What the task requires: The answer must consist of every line in the records below that contains the string "MEDIA".

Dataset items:

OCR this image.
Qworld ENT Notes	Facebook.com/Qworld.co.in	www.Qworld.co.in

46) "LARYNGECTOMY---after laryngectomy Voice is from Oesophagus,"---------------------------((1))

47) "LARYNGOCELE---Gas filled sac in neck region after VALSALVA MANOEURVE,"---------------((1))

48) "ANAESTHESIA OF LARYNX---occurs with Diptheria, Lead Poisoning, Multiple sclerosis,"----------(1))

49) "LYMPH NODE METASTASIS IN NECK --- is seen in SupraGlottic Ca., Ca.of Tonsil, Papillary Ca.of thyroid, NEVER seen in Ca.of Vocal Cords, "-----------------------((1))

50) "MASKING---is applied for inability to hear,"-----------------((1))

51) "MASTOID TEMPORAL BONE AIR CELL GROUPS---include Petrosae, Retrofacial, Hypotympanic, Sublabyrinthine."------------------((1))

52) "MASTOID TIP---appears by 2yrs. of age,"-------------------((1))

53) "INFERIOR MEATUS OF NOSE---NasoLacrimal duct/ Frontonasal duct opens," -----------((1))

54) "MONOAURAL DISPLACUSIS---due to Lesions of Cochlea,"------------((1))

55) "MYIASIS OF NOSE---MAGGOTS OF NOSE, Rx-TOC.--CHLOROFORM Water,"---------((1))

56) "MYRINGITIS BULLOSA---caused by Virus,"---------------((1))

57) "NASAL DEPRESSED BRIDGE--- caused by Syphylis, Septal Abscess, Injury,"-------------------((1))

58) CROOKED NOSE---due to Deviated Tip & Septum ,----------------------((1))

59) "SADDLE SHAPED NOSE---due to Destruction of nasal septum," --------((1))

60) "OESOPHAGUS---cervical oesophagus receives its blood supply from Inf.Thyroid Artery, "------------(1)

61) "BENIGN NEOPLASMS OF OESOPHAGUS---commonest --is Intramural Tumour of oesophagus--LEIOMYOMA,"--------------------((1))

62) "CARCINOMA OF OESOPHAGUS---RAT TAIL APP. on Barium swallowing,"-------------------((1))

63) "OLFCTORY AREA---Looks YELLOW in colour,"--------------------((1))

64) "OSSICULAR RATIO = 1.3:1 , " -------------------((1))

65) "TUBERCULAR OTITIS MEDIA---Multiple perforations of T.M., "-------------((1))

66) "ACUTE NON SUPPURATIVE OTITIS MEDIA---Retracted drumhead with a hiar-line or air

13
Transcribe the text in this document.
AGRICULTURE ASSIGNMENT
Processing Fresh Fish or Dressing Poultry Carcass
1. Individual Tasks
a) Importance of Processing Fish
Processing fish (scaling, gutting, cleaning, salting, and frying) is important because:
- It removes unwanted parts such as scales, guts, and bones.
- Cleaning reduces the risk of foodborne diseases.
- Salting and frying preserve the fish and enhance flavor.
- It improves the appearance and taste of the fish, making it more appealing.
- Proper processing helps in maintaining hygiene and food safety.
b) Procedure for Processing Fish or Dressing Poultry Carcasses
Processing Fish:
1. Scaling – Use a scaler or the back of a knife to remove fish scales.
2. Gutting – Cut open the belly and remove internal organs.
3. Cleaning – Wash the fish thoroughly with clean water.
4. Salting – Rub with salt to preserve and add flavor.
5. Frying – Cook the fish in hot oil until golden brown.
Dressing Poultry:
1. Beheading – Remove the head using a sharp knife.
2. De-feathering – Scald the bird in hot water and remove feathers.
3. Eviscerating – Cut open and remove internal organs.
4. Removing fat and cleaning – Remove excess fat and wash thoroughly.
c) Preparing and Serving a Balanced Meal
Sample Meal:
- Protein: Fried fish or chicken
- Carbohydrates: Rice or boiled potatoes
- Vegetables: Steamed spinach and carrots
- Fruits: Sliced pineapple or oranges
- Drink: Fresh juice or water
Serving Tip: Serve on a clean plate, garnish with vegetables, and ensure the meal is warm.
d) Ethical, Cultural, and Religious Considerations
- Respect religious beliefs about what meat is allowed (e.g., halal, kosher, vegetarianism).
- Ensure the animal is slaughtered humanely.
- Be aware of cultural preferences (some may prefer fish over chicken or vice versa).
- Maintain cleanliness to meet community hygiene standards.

Response to the task:
65) "TUBERCULAR OTITIS MEDIA---Multiple perforations of T.M., "-------------((1))
66) "ACUTE NON SUPPURATIVE OTITIS MEDIA---Retracted drumhead with a hiar-line or air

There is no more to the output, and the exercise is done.